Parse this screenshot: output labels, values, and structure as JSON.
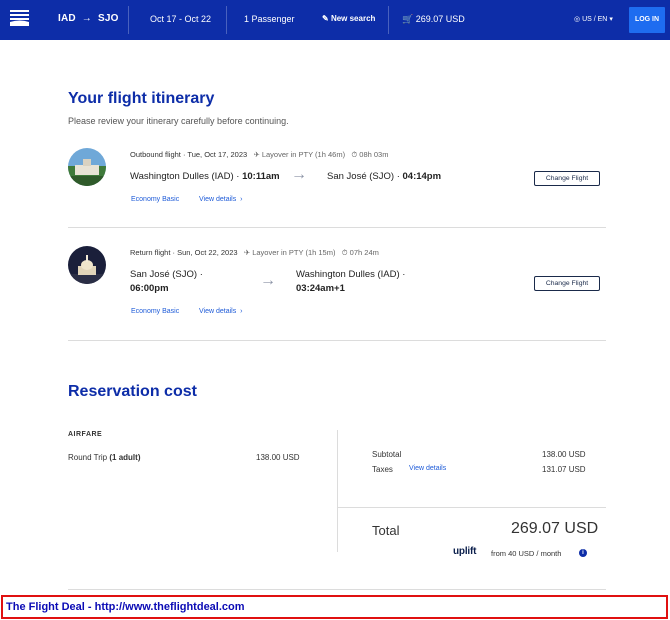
{
  "header": {
    "route_from": "IAD",
    "route_to": "SJO",
    "dates": "Oct 17 - Oct 22",
    "passengers": "1 Passenger",
    "new_search": "New search",
    "cart_price": "269.07 USD",
    "locale": "US / EN",
    "login": "LOG IN"
  },
  "itinerary": {
    "title": "Your flight itinerary",
    "subtitle": "Please review your itinerary carefully before continuing.",
    "flights": [
      {
        "label": "Outbound flight · Tue, Oct 17, 2023",
        "layover": "Layover in PTY (1h 46m)",
        "duration": "08h 03m",
        "origin": "Washington Dulles (IAD) ·",
        "origin_time": "10:11am",
        "destination": "San José (SJO) ·",
        "destination_time": "04:14pm",
        "fare": "Economy Basic",
        "details": "View details",
        "change": "Change Flight"
      },
      {
        "label": "Return flight · Sun, Oct 22, 2023",
        "layover": "Layover in PTY (1h 15m)",
        "duration": "07h 24m",
        "origin": "San José (SJO) ·",
        "origin_time": "06:00pm",
        "destination": "Washington Dulles (IAD) ·",
        "destination_time": "03:24am+1",
        "fare": "Economy Basic",
        "details": "View details",
        "change": "Change Flight"
      }
    ]
  },
  "cost": {
    "title": "Reservation cost",
    "airfare_heading": "AIRFARE",
    "round_trip_label": "Round Trip",
    "round_trip_qty": "(1 adult)",
    "round_trip_price": "138.00 USD",
    "subtotal_label": "Subtotal",
    "subtotal_value": "138.00 USD",
    "taxes_label": "Taxes",
    "taxes_link": "View details",
    "taxes_value": "131.07 USD",
    "total_label": "Total",
    "total_value": "269.07 USD",
    "uplift_brand": "uplift",
    "uplift_text": "from 40 USD  / month"
  },
  "footer": {
    "text": "The Flight Deal - http://www.theflightdeal.com"
  },
  "colors": {
    "brand_blue": "#0d2da8",
    "link_blue": "#1e5bd8",
    "footer_border": "#e01010"
  }
}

### To be done:
Reproduce the whole listing word for word, setting aside any pictures.

### Final result:
Parse this screenshot: output labels, values, and structure as JSON.
{
  "header": {
    "route_from": "IAD",
    "route_to": "SJO",
    "dates": "Oct 17 - Oct 22",
    "passengers": "1 Passenger",
    "new_search": "New search",
    "cart_price": "269.07 USD",
    "locale": "US / EN",
    "login": "LOG IN"
  },
  "itinerary": {
    "title": "Your flight itinerary",
    "subtitle": "Please review your itinerary carefully before continuing.",
    "flights": [
      {
        "label": "Outbound flight · Tue, Oct 17, 2023",
        "layover": "Layover in PTY (1h 46m)",
        "duration": "08h 03m",
        "origin": "Washington Dulles (IAD) ·",
        "origin_time": "10:11am",
        "destination": "San José (SJO) ·",
        "destination_time": "04:14pm",
        "fare": "Economy Basic",
        "details": "View details",
        "change": "Change Flight"
      },
      {
        "label": "Return flight · Sun, Oct 22, 2023",
        "layover": "Layover in PTY (1h 15m)",
        "duration": "07h 24m",
        "origin": "San José (SJO) ·",
        "origin_time": "06:00pm",
        "destination": "Washington Dulles (IAD) ·",
        "destination_time": "03:24am+1",
        "fare": "Economy Basic",
        "details": "View details",
        "change": "Change Flight"
      }
    ]
  },
  "cost": {
    "title": "Reservation cost",
    "airfare_heading": "AIRFARE",
    "round_trip_label": "Round Trip",
    "round_trip_qty": "(1 adult)",
    "round_trip_price": "138.00 USD",
    "subtotal_label": "Subtotal",
    "subtotal_value": "138.00 USD",
    "taxes_label": "Taxes",
    "taxes_link": "View details",
    "taxes_value": "131.07 USD",
    "total_label": "Total",
    "total_value": "269.07 USD",
    "uplift_brand": "uplift",
    "uplift_text": "from 40 USD  / month"
  },
  "footer": {
    "text": "The Flight Deal - http://www.theflightdeal.com"
  },
  "colors": {
    "brand_blue": "#0d2da8",
    "link_blue": "#1e5bd8",
    "footer_border": "#e01010"
  }
}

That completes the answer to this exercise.